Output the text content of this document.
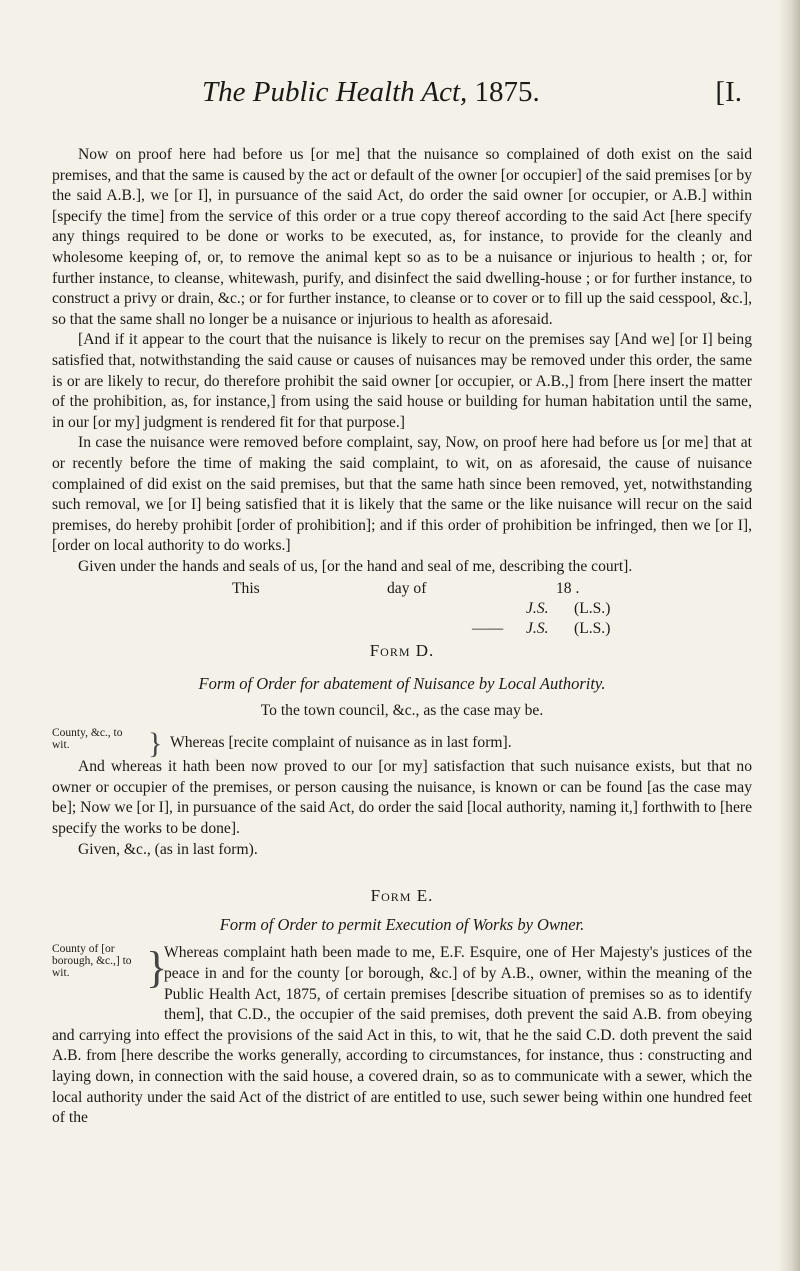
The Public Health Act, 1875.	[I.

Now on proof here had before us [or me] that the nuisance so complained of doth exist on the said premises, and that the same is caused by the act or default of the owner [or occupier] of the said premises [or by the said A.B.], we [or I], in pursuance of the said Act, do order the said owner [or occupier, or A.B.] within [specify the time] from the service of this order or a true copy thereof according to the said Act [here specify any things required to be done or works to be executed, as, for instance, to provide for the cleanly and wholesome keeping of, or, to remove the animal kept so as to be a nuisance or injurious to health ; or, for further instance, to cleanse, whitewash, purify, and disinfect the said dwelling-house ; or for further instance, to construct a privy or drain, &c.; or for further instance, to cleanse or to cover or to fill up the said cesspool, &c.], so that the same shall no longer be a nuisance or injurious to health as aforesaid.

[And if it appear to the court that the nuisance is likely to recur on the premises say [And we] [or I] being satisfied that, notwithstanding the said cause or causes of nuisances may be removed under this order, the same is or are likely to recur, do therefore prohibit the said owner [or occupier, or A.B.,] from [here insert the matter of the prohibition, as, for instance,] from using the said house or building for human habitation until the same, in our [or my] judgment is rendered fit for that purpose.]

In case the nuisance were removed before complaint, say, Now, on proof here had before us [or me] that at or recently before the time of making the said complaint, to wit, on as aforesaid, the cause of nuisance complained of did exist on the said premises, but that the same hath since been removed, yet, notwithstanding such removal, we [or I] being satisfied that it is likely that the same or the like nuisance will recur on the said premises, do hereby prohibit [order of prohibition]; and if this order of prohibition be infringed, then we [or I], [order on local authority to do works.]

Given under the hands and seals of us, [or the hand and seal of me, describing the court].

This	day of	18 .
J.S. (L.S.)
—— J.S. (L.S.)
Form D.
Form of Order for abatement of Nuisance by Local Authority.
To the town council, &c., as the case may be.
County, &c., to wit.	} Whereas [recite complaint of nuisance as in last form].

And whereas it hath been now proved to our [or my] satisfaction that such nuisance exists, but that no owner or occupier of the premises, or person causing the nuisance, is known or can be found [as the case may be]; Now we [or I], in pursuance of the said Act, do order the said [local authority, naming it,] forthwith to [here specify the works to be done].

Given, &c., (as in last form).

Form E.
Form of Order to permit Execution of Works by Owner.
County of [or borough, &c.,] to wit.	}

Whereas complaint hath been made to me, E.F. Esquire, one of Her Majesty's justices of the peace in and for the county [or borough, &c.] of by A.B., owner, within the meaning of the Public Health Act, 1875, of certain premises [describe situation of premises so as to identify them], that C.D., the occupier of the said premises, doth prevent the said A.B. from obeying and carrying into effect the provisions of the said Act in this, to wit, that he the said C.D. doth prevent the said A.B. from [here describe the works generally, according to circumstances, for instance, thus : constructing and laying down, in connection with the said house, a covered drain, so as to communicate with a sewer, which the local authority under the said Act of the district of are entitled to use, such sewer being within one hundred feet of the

* * *

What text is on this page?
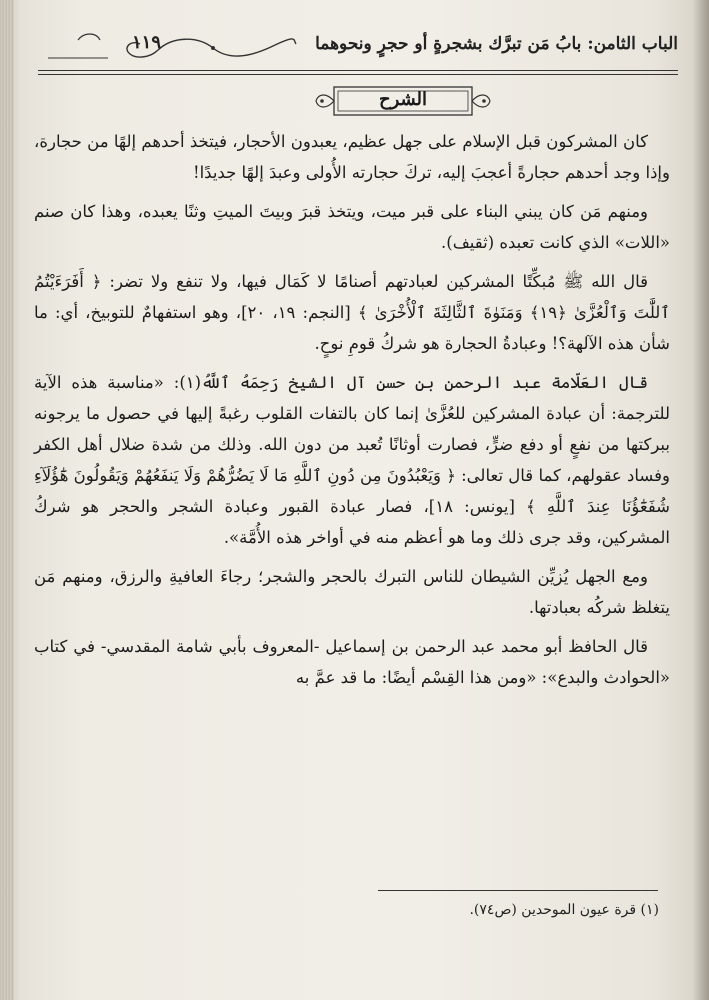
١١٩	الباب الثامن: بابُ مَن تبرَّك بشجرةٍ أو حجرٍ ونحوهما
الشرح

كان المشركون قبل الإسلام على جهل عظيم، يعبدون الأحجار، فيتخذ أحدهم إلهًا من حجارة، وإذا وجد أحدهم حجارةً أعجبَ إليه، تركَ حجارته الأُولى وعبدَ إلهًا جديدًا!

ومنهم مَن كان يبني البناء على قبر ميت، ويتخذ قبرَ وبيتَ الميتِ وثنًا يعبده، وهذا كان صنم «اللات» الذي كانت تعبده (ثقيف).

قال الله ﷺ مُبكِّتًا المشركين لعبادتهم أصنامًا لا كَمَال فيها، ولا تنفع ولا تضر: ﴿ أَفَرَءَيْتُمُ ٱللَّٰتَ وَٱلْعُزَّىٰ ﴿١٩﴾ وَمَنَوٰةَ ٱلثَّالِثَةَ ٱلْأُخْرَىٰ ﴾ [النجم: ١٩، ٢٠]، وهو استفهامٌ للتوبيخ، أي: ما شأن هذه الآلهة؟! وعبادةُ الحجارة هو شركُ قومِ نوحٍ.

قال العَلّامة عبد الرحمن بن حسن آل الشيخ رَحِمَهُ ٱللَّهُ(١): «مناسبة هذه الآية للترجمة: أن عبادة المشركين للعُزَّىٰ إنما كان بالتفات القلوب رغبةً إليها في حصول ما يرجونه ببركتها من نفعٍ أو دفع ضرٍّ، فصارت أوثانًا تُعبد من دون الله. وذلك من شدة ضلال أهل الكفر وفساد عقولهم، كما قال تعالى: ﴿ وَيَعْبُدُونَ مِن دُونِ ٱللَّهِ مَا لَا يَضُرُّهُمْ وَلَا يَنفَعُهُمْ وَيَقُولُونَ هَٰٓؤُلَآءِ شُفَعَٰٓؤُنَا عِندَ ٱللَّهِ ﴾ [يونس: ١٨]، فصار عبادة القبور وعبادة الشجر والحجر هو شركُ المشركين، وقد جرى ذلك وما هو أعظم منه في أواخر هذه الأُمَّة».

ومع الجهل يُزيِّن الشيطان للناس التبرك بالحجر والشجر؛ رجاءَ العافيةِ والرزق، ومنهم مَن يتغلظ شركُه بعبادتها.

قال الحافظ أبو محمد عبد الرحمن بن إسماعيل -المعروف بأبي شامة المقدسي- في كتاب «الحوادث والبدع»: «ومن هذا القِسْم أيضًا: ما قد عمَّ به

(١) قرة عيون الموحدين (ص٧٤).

WRITTEN INSTRUCTION. Pick out every line of the listing containing the word "Given", and show those lines.

ANSWER.
Given under the hands and seals of us, [or the hand and seal of me, describing the court].
Given, &c., (as in last form).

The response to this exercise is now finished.